-- BEGIN --

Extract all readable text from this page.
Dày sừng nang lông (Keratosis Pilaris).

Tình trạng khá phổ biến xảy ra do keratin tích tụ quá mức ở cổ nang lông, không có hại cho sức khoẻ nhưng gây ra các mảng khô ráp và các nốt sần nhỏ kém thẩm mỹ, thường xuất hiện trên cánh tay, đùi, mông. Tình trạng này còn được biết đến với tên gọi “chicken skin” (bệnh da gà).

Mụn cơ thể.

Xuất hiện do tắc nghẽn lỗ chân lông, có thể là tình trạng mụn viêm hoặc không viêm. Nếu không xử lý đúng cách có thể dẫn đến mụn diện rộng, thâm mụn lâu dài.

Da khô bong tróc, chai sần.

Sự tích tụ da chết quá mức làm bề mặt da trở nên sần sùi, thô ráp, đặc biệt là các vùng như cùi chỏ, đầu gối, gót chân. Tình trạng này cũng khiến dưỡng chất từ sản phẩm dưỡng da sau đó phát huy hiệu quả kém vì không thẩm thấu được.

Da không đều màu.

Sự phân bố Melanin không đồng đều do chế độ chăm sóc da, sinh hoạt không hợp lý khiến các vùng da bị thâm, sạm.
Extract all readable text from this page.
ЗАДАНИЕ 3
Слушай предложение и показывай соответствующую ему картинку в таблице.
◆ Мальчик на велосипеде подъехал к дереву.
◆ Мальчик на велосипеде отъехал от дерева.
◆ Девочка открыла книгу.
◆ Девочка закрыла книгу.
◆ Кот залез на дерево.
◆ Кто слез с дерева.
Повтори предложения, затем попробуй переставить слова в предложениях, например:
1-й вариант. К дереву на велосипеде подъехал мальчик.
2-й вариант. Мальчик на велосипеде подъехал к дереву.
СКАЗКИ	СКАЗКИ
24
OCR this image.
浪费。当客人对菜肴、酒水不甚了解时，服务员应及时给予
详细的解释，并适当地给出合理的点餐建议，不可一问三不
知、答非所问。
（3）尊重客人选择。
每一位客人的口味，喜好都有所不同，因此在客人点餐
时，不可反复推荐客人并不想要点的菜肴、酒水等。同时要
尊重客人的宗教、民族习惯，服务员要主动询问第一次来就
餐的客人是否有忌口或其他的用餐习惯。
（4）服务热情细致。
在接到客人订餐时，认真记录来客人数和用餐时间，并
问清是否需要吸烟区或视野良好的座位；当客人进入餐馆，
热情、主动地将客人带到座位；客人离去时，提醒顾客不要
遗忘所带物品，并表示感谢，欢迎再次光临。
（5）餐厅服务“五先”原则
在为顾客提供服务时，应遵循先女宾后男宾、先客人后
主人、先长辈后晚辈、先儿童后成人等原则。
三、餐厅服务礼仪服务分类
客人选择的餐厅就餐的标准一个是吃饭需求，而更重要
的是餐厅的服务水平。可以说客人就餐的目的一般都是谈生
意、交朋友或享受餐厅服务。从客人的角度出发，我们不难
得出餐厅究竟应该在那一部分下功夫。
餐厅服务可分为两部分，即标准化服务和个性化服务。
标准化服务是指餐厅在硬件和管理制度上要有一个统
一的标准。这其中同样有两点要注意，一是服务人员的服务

-- END --

What is required — Retype all of the data shown above, word for word.

Answer to the exercise —
Extract all readable text from this page.
Dày sừng nang lông (Keratosis Pilaris).

Tình trạng khá phổ biến xảy ra do keratin tích tụ quá mức ở cổ nang lông, không có hại cho sức khoẻ nhưng gây ra các mảng khô ráp và các nốt sần nhỏ kém thẩm mỹ, thường xuất hiện trên cánh tay, đùi, mông. Tình trạng này còn được biết đến với tên gọi “chicken skin” (bệnh da gà).

Mụn cơ thể.

Xuất hiện do tắc nghẽn lỗ chân lông, có thể là tình trạng mụn viêm hoặc không viêm. Nếu không xử lý đúng cách có thể dẫn đến mụn diện rộng, thâm mụn lâu dài.

Da khô bong tróc, chai sần.

Sự tích tụ da chết quá mức làm bề mặt da trở nên sần sùi, thô ráp, đặc biệt là các vùng như cùi chỏ, đầu gối, gót chân. Tình trạng này cũng khiến dưỡng chất từ sản phẩm dưỡng da sau đó phát huy hiệu quả kém vì không thẩm thấu được.

Da không đều màu.

Sự phân bố Melanin không đồng đều do chế độ chăm sóc da, sinh hoạt không hợp lý khiến các vùng da bị thâm, sạm.
Extract all readable text from this page.
ЗАДАНИЕ 3
Слушай предложение и показывай соответствующую ему картинку в таблице.
◆ Мальчик на велосипеде подъехал к дереву.
◆ Мальчик на велосипеде отъехал от дерева.
◆ Девочка открыла книгу.
◆ Девочка закрыла книгу.
◆ Кот залез на дерево.
◆ Кто слез с дерева.
Повтори предложения, затем попробуй переставить слова в предложениях, например:
1-й вариант. К дереву на велосипеде подъехал мальчик.
2-й вариант. Мальчик на велосипеде подъехал к дереву.
СКАЗКИ	СКАЗКИ
24
OCR this image.
浪费。当客人对菜肴、酒水不甚了解时，服务员应及时给予
详细的解释，并适当地给出合理的点餐建议，不可一问三不
知、答非所问。
（3）尊重客人选择。
每一位客人的口味，喜好都有所不同，因此在客人点餐
时，不可反复推荐客人并不想要点的菜肴、酒水等。同时要
尊重客人的宗教、民族习惯，服务员要主动询问第一次来就
餐的客人是否有忌口或其他的用餐习惯。
（4）服务热情细致。
在接到客人订餐时，认真记录来客人数和用餐时间，并
问清是否需要吸烟区或视野良好的座位；当客人进入餐馆，
热情、主动地将客人带到座位；客人离去时，提醒顾客不要
遗忘所带物品，并表示感谢，欢迎再次光临。
（5）餐厅服务“五先”原则
在为顾客提供服务时，应遵循先女宾后男宾、先客人后
主人、先长辈后晚辈、先儿童后成人等原则。
三、餐厅服务礼仪服务分类
客人选择的餐厅就餐的标准一个是吃饭需求，而更重要
的是餐厅的服务水平。可以说客人就餐的目的一般都是谈生
意、交朋友或享受餐厅服务。从客人的角度出发，我们不难
得出餐厅究竟应该在那一部分下功夫。
餐厅服务可分为两部分，即标准化服务和个性化服务。
标准化服务是指餐厅在硬件和管理制度上要有一个统
一的标准。这其中同样有两点要注意，一是服务人员的服务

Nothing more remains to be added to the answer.